Work to do:
Read the lines below and count those that have the word "Invoices". Respond with the number only.

Dataset entries:
-- -- --

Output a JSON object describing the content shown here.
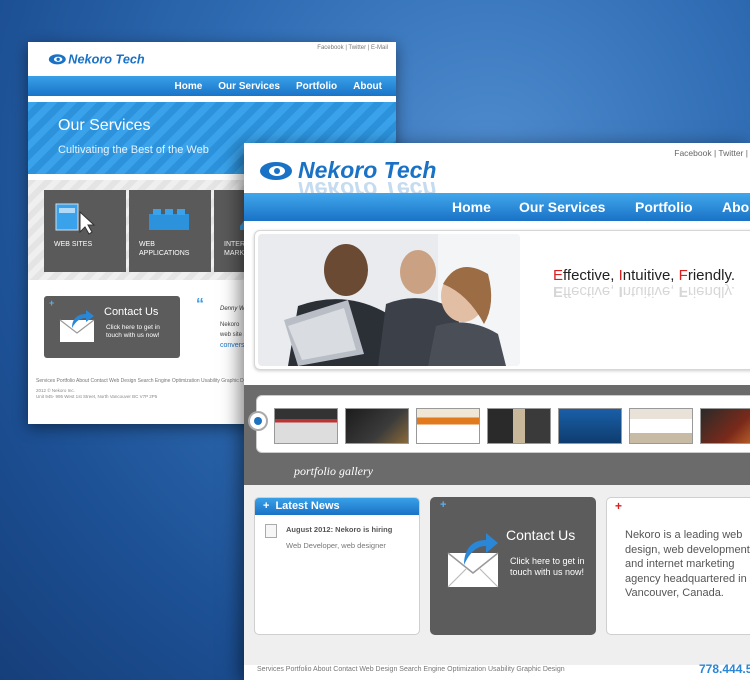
{
  "back_page": {
    "brand": "Nekoro Tech",
    "top_links": "Facebook | Twitter | E-Mail",
    "nav": [
      "Home",
      "Our Services",
      "Portfolio",
      "About"
    ],
    "hero": {
      "title": "Our Services",
      "subtitle": "Cultivating the Best of the Web"
    },
    "tiles": [
      {
        "label": "WEB SITES"
      },
      {
        "label": "WEB APPLICATIONS"
      },
      {
        "label": "INTER MARK"
      }
    ],
    "contact": {
      "title": "Contact Us",
      "text": "Click here to get in touch with us now!"
    },
    "quote": {
      "author": "Denny W",
      "text_1": "Nekoro",
      "text_2": "web site a",
      "link": "convers"
    },
    "footer_links": "Services Portfolio About Contact Web Design Search Engine Optimization Usability Graphic Design",
    "copyright_line1": "2012 © Nekoro Inc.",
    "copyright_line2": "Unit 945- 995 West 1st Street, North Vancouver BC V7P 2P5"
  },
  "front_page": {
    "brand": "Nekoro Tech",
    "top_links": "Facebook | Twitter | E",
    "nav": [
      "Home",
      "Our Services",
      "Portfolio",
      "Abo"
    ],
    "tagline": [
      {
        "initial": "E",
        "rest": "ffective, "
      },
      {
        "initial": "I",
        "rest": "ntuitive, "
      },
      {
        "initial": "F",
        "rest": "riendly."
      }
    ],
    "gallery_label": "portfolio gallery",
    "news": {
      "header": "Latest News",
      "item_title": "August 2012: Nekoro is hiring",
      "item_subtitle": "Web Developer, web designer"
    },
    "contact": {
      "title": "Contact Us",
      "text": "Click here to get in touch with us now!"
    },
    "about_text": "Nekoro is a leading web design, web development and internet marketing agency headquartered in Vancouver, Canada.",
    "footer_links": "Services Portfolio About Contact Web Design Search Engine Optimization Usability Graphic Design",
    "phone": "778.444.5"
  },
  "colors": {
    "brand_blue": "#1a72c6",
    "nav_light": "#41a7ec",
    "accent_red": "#d91f1f",
    "panel_gray": "#5c5c5c",
    "background_blue": "#2f6cb3"
  },
  "icons": {
    "logo": "eye-swoosh-logo",
    "contact": "envelope-arrow-icon",
    "news_item": "document-icon",
    "gallery_prev": "circle-arrow-left-icon"
  }
}
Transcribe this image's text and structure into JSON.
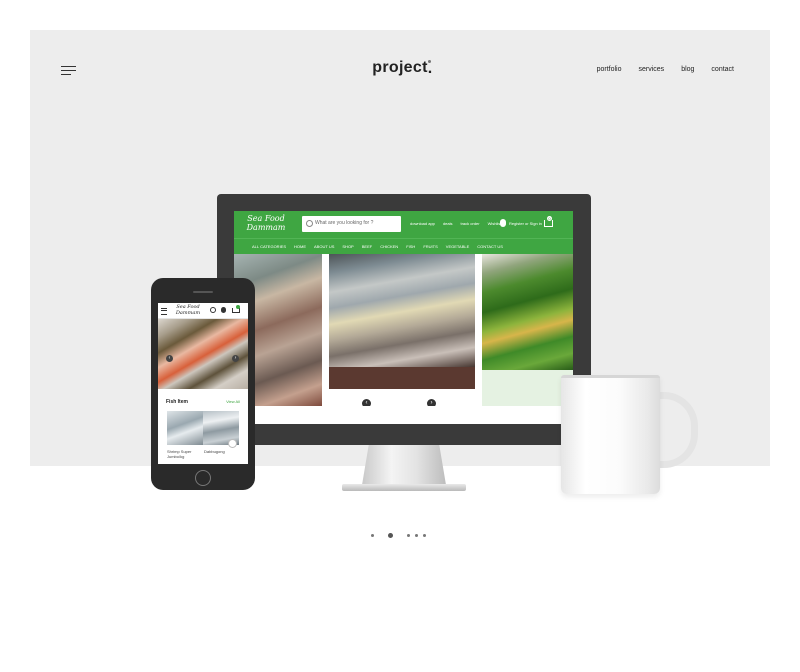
{
  "header": {
    "logo": "project",
    "logo_dot": ".",
    "nav": [
      "portfolio",
      "services",
      "blog",
      "contact"
    ]
  },
  "desktop_site": {
    "brand_line1": "Sea Food",
    "brand_line2": "Dammam",
    "search_placeholder": "What are you looking for ?",
    "header_links": [
      "download app",
      "deals",
      "track order",
      "Wishlist"
    ],
    "account_link": "Register or Sign in",
    "cart_count": "0",
    "categories": [
      "ALL CATEGORIES",
      "HOME",
      "ABOUT US",
      "SHOP",
      "BEEF",
      "CHICKEN",
      "FISH",
      "FRUITS",
      "VEGETABLE",
      "CONTACT US"
    ],
    "accent_color": "#3fa642"
  },
  "mobile_site": {
    "brand_line1": "Sea Food",
    "brand_line2": "Dammam",
    "section_title": "Fish Item",
    "view_all": "View All",
    "products": [
      "Shrimp Super Jumbo/kg",
      "Dabbugong"
    ]
  },
  "slider": {
    "dot_count": 5,
    "active_index": 1
  }
}
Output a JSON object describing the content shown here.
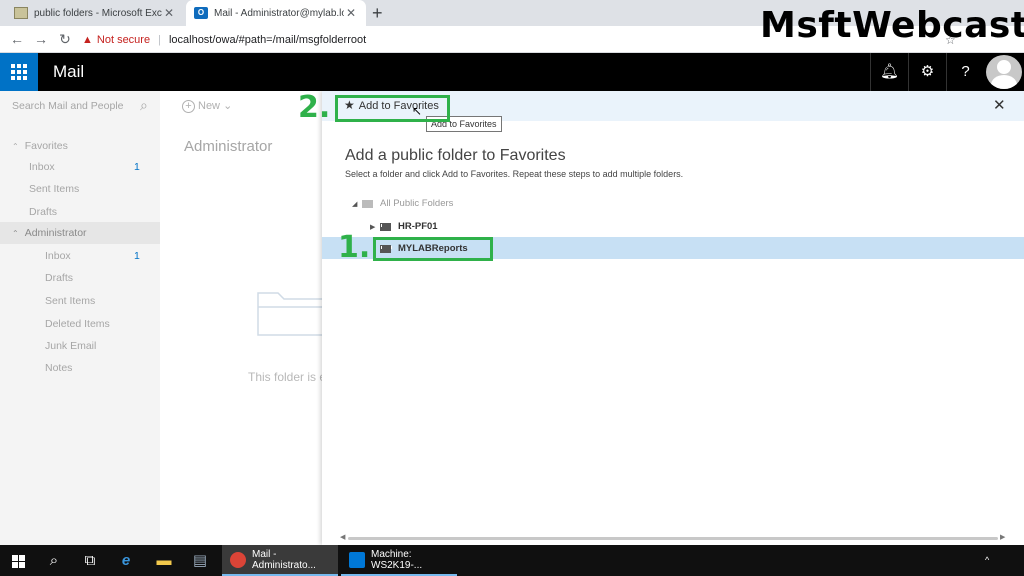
{
  "browser": {
    "tabs": [
      {
        "title": "public folders - Microsoft Exchan",
        "icon": "public-folder-icon"
      },
      {
        "title": "Mail - Administrator@mylab.loca",
        "icon": "outlook-icon"
      }
    ],
    "security_label": "Not secure",
    "separator": "|",
    "url": "localhost/owa/#path=/mail/msgfolderroot"
  },
  "watermark": "MsftWebcast",
  "owa": {
    "app_title": "Mail",
    "search_placeholder": "Search Mail and People",
    "new_label": "New",
    "favorites_label": "Favorites",
    "favorites": [
      {
        "label": "Inbox",
        "count": "1"
      },
      {
        "label": "Sent Items",
        "count": ""
      },
      {
        "label": "Drafts",
        "count": ""
      }
    ],
    "account_label": "Administrator",
    "account_folders": [
      {
        "label": "Inbox",
        "count": "1"
      },
      {
        "label": "Drafts",
        "count": ""
      },
      {
        "label": "Sent Items",
        "count": ""
      },
      {
        "label": "Deleted Items",
        "count": ""
      },
      {
        "label": "Junk Email",
        "count": ""
      },
      {
        "label": "Notes",
        "count": ""
      }
    ],
    "folder_title": "Administrator",
    "empty_text": "This folder is e"
  },
  "panel": {
    "add_favorites_label": "Add to Favorites",
    "tooltip": "Add to Favorites",
    "heading": "Add a public folder to Favorites",
    "instructions": "Select a folder and click Add to Favorites. Repeat these steps to add multiple folders.",
    "tree": {
      "root": "All Public Folders",
      "children": [
        "HR-PF01",
        "MYLABReports"
      ]
    }
  },
  "annotations": {
    "step1": "1.",
    "step2": "2."
  },
  "taskbar": {
    "apps": [
      {
        "label": "Mail - Administrato...",
        "color": "#db4437"
      },
      {
        "label": "Machine: WS2K19-...",
        "color": "#0078d7"
      }
    ],
    "tray": "^"
  },
  "colors": {
    "accent": "#0072c6",
    "annotation": "#2fb14a",
    "selection": "#c7e0f4"
  }
}
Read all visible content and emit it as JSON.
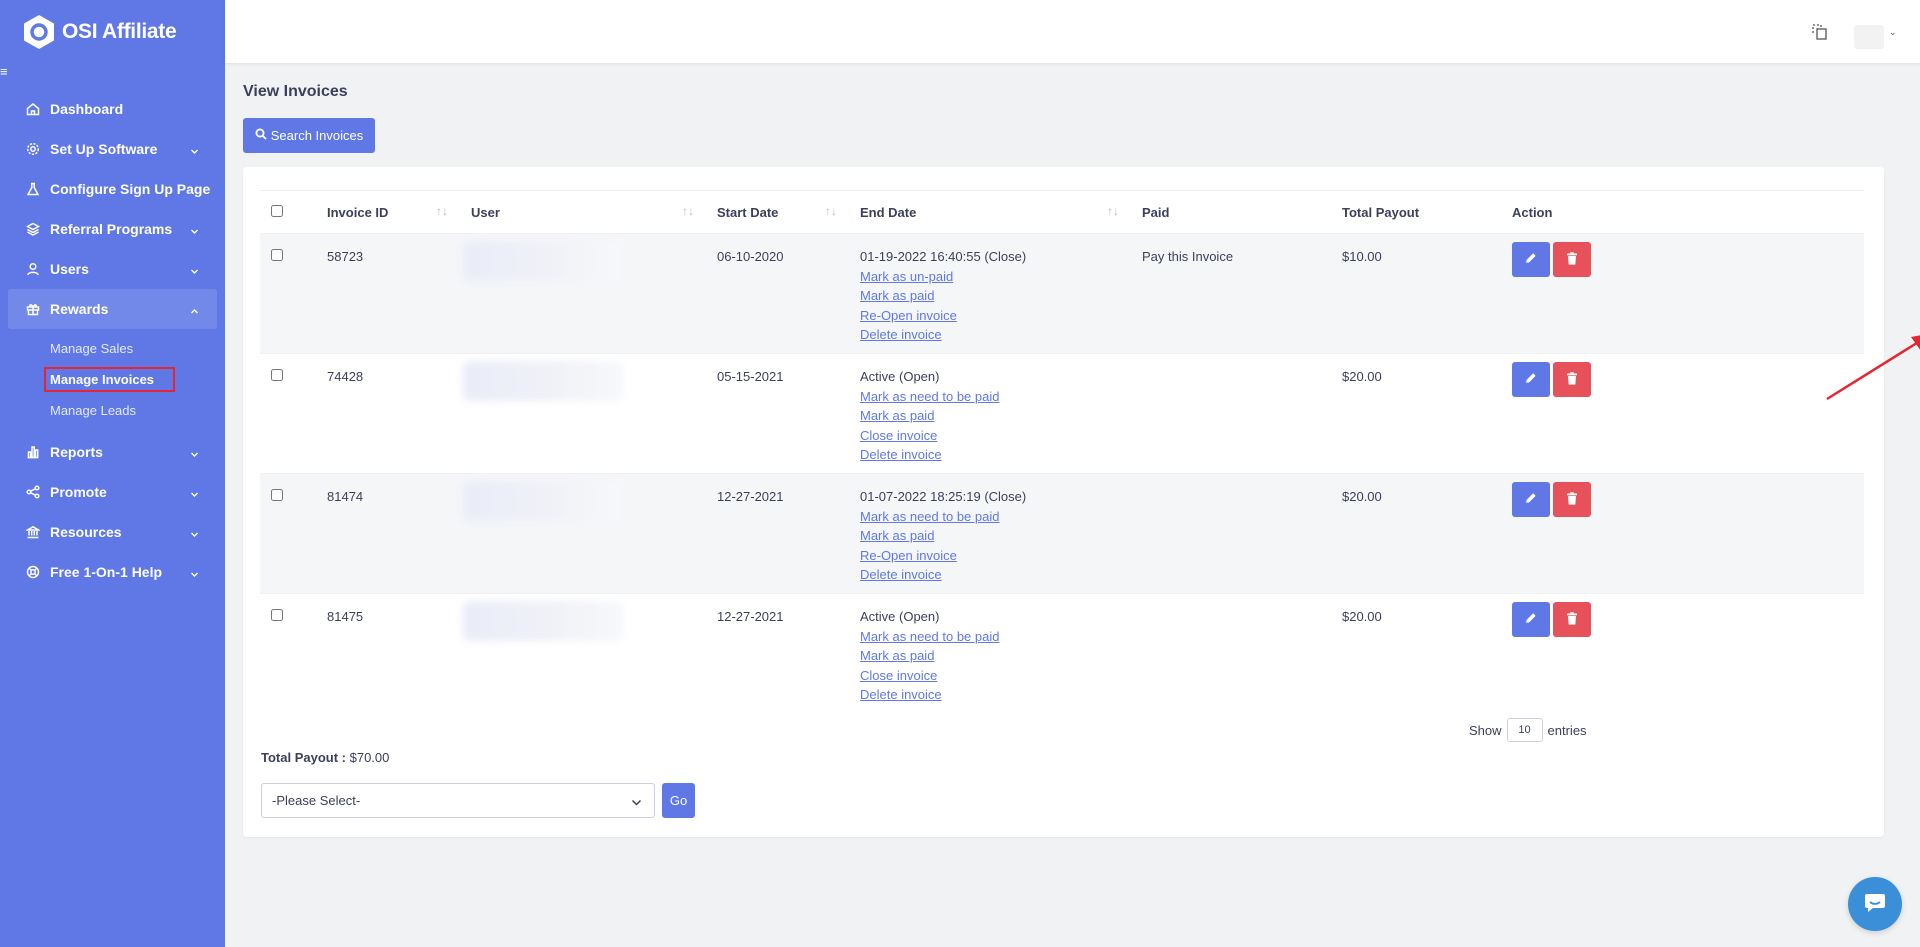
{
  "app": {
    "name": "OSI Affiliate"
  },
  "sidebar": {
    "items": [
      {
        "label": "Dashboard",
        "icon": "home-icon",
        "has_children": false
      },
      {
        "label": "Set Up Software",
        "icon": "gear-icon",
        "has_children": true
      },
      {
        "label": "Configure Sign Up Page",
        "icon": "flask-icon",
        "has_children": false
      },
      {
        "label": "Referral Programs",
        "icon": "layers-icon",
        "has_children": true
      },
      {
        "label": "Users",
        "icon": "user-icon",
        "has_children": true
      },
      {
        "label": "Rewards",
        "icon": "gift-icon",
        "has_children": true,
        "expanded": true
      },
      {
        "label": "Reports",
        "icon": "bar-chart-icon",
        "has_children": true
      },
      {
        "label": "Promote",
        "icon": "share-icon",
        "has_children": true
      },
      {
        "label": "Resources",
        "icon": "bank-icon",
        "has_children": true
      },
      {
        "label": "Free 1-On-1 Help",
        "icon": "lifebuoy-icon",
        "has_children": true
      }
    ],
    "rewards_sub": [
      "Manage Sales",
      "Manage Invoices",
      "Manage Leads"
    ],
    "current_sub": "Manage Invoices"
  },
  "page": {
    "title": "View Invoices",
    "search_button": "Search Invoices"
  },
  "table": {
    "columns": [
      "Invoice ID",
      "User",
      "Start Date",
      "End Date",
      "Paid",
      "Total Payout",
      "Action"
    ],
    "rows": [
      {
        "id": "58723",
        "start": "06-10-2020",
        "status": "01-19-2022 16:40:55 (Close)",
        "links": [
          "Mark as un-paid",
          "Mark as paid",
          "Re-Open invoice",
          "Delete invoice"
        ],
        "paid": "Pay this Invoice",
        "payout": "$10.00"
      },
      {
        "id": "74428",
        "start": "05-15-2021",
        "status": "Active (Open)",
        "links": [
          "Mark as need to be paid",
          "Mark as paid",
          "Close invoice",
          "Delete invoice"
        ],
        "paid": "",
        "payout": "$20.00"
      },
      {
        "id": "81474",
        "start": "12-27-2021",
        "status": "01-07-2022 18:25:19 (Close)",
        "links": [
          "Mark as need to be paid",
          "Mark as paid",
          "Re-Open invoice",
          "Delete invoice"
        ],
        "paid": "",
        "payout": "$20.00"
      },
      {
        "id": "81475",
        "start": "12-27-2021",
        "status": "Active (Open)",
        "links": [
          "Mark as need to be paid",
          "Mark as paid",
          "Close invoice",
          "Delete invoice"
        ],
        "paid": "",
        "payout": "$20.00"
      }
    ]
  },
  "pagination": {
    "show_label": "Show",
    "entries_value": "10",
    "entries_label": "entries"
  },
  "summary": {
    "total_label": "Total Payout :",
    "total_value": "$70.00"
  },
  "bulk": {
    "select_placeholder": "-Please Select-",
    "go_label": "Go"
  },
  "colors": {
    "brand": "#5f78e6",
    "danger": "#e7515a",
    "annotation": "#e52531",
    "chat": "#3a8fd8"
  }
}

-- -- --

Complete response:
4